>> Begin

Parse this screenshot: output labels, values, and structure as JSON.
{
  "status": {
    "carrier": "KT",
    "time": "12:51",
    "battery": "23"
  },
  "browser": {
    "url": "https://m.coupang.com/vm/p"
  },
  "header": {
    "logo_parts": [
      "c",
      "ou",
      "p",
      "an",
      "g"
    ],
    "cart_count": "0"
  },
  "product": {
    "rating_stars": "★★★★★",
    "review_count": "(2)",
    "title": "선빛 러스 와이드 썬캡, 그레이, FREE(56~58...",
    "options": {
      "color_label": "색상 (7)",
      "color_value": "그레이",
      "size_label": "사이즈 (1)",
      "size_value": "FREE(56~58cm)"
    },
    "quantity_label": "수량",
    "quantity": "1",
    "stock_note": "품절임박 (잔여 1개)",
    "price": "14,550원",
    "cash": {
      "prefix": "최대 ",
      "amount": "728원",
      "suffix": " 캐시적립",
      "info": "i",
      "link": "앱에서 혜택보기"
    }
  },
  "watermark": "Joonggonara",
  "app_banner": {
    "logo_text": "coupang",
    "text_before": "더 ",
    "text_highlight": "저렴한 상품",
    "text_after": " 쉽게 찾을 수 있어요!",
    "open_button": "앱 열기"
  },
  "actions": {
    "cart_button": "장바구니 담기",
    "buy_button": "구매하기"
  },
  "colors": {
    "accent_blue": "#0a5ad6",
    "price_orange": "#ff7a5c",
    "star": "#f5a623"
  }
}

>> End

Problem details: Report how many lines of the data hold the string "coupang"; give only the number.

Full response: 2